▸ **What to work on**
Go through the listing and set it down exactly, leaving out its pictures.

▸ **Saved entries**
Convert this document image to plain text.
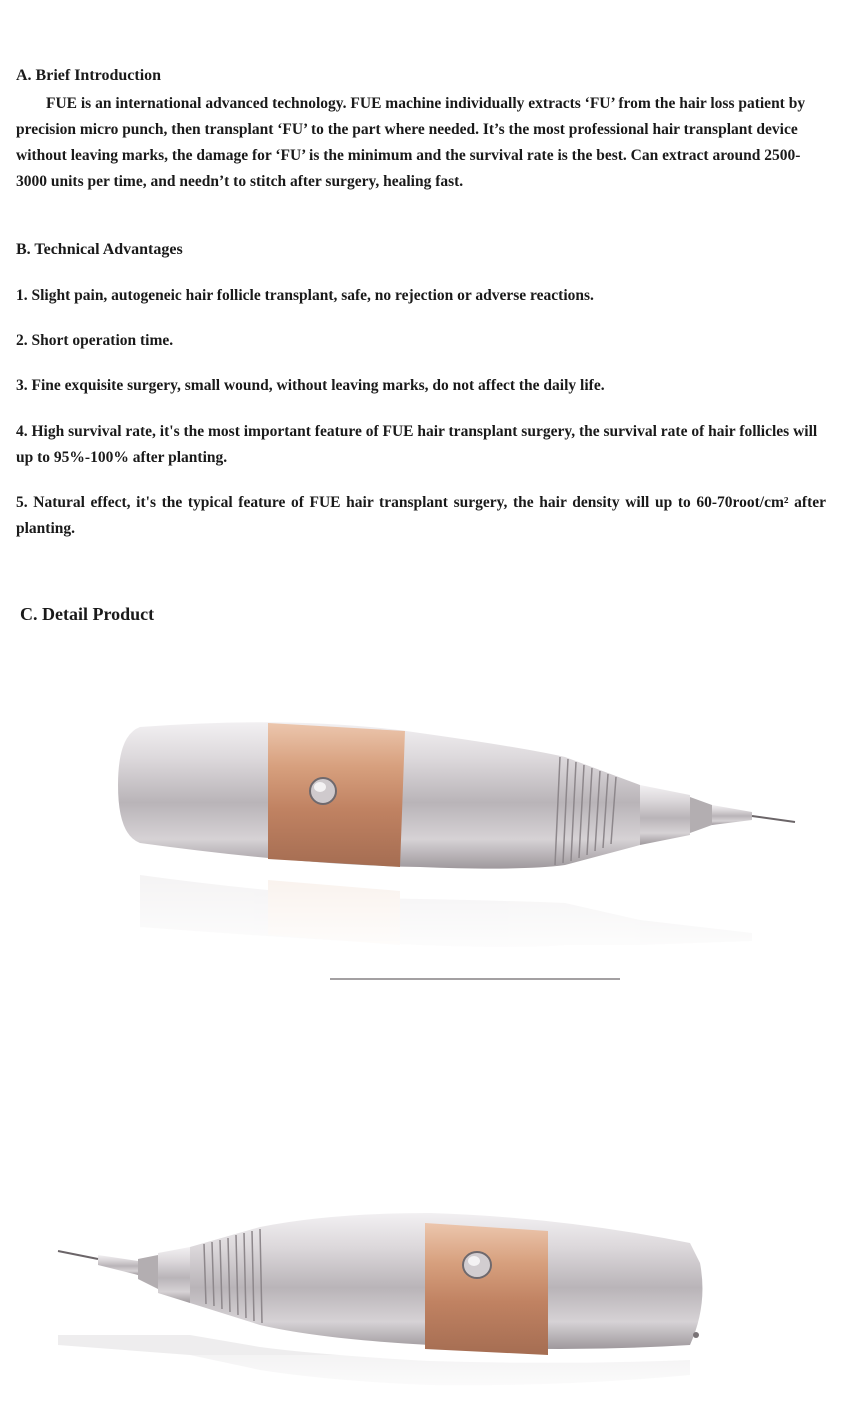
A. Brief Introduction
FUE is an international advanced technology. FUE machine individually extracts ‘FU’ from the hair loss patient by precision micro punch, then transplant ‘FU’ to the part where needed. It’s the most professional hair transplant device without leaving marks, the damage for ‘FU’ is the minimum and the survival rate is the best. Can extract around 2500-3000 units per time, and needn’t to stitch after surgery, healing fast.
B. Technical Advantages
1. Slight pain, autogeneic hair follicle transplant, safe, no rejection or adverse reactions.
2. Short operation time.
3. Fine exquisite surgery, small wound, without leaving marks, do not affect the daily life.
4. High survival rate, it's the most important feature of FUE hair transplant surgery, the survival rate of hair follicles will up to 95%-100% after planting.
5. Natural effect, it's the typical feature of FUE hair transplant surgery, the hair density will up to 60-70root/cm² after planting.
C. Detail Product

▸ **Solution below**
Convert this document image to plain text.
A. Brief Introduction
FUE is an international advanced technology. FUE machine individually extracts ‘FU’ from the hair loss patient by precision micro punch, then transplant ‘FU’ to the part where needed. It’s the most professional hair transplant device without leaving marks, the damage for ‘FU’ is the minimum and the survival rate is the best. Can extract around 2500-3000 units per time, and needn’t to stitch after surgery, healing fast.
B. Technical Advantages
1. Slight pain, autogeneic hair follicle transplant, safe, no rejection or adverse reactions.
2. Short operation time.
3. Fine exquisite surgery, small wound, without leaving marks, do not affect the daily life.
4. High survival rate, it's the most important feature of FUE hair transplant surgery, the survival rate of hair follicles will up to 95%-100% after planting.
5. Natural effect, it's the typical feature of FUE hair transplant surgery, the hair density will up to 60-70root/cm² after planting.
C. Detail Product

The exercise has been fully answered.